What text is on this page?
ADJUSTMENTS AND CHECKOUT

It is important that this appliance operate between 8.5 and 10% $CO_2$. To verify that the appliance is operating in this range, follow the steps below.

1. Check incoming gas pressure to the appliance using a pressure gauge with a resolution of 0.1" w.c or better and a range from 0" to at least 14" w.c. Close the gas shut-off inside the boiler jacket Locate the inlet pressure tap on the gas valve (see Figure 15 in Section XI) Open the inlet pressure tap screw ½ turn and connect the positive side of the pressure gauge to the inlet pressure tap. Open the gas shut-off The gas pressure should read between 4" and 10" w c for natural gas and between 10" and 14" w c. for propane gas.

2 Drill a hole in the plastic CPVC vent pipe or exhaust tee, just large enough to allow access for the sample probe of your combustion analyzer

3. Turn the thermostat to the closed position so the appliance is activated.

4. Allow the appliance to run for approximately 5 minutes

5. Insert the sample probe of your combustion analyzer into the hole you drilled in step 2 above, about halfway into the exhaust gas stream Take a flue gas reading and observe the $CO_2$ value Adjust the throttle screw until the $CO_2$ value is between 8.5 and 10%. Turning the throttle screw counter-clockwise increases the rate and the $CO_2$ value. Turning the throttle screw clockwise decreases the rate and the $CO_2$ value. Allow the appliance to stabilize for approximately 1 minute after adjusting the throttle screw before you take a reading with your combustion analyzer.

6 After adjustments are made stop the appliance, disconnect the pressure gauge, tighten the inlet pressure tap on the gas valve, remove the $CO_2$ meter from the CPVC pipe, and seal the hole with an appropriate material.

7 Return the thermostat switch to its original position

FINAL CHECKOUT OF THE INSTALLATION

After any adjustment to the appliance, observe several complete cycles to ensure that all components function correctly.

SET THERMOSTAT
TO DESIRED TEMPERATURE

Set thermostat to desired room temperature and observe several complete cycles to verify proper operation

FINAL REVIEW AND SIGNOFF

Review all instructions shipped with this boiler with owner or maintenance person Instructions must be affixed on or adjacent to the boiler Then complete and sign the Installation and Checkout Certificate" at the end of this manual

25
..........
**PROBLEM TO SOLVE**.
Print out all the entries precisely as written.

**ANSWER FOR THE TASK**.
What text is on this page?
ADJUSTMENTS AND CHECKOUT

It is important that this appliance operate between 8.5 and 10% $CO_2$. To verify that the appliance is operating in this range, follow the steps below.

1. Check incoming gas pressure to the appliance using a pressure gauge with a resolution of 0.1" w.c or better and a range from 0" to at least 14" w.c. Close the gas shut-off inside the boiler jacket Locate the inlet pressure tap on the gas valve (see Figure 15 in Section XI) Open the inlet pressure tap screw ½ turn and connect the positive side of the pressure gauge to the inlet pressure tap. Open the gas shut-off The gas pressure should read between 4" and 10" w c for natural gas and between 10" and 14" w c. for propane gas.

2 Drill a hole in the plastic CPVC vent pipe or exhaust tee, just large enough to allow access for the sample probe of your combustion analyzer

3. Turn the thermostat to the closed position so the appliance is activated.

4. Allow the appliance to run for approximately 5 minutes

5. Insert the sample probe of your combustion analyzer into the hole you drilled in step 2 above, about halfway into the exhaust gas stream Take a flue gas reading and observe the $CO_2$ value Adjust the throttle screw until the $CO_2$ value is between 8.5 and 10%. Turning the throttle screw counter-clockwise increases the rate and the $CO_2$ value. Turning the throttle screw clockwise decreases the rate and the $CO_2$ value. Allow the appliance to stabilize for approximately 1 minute after adjusting the throttle screw before you take a reading with your combustion analyzer.

6 After adjustments are made stop the appliance, disconnect the pressure gauge, tighten the inlet pressure tap on the gas valve, remove the $CO_2$ meter from the CPVC pipe, and seal the hole with an appropriate material.

7 Return the thermostat switch to its original position

FINAL CHECKOUT OF THE INSTALLATION

After any adjustment to the appliance, observe several complete cycles to ensure that all components function correctly.

SET THERMOSTAT
TO DESIRED TEMPERATURE

Set thermostat to desired room temperature and observe several complete cycles to verify proper operation

FINAL REVIEW AND SIGNOFF

Review all instructions shipped with this boiler with owner or maintenance person Instructions must be affixed on or adjacent to the boiler Then complete and sign the Installation and Checkout Certificate" at the end of this manual

25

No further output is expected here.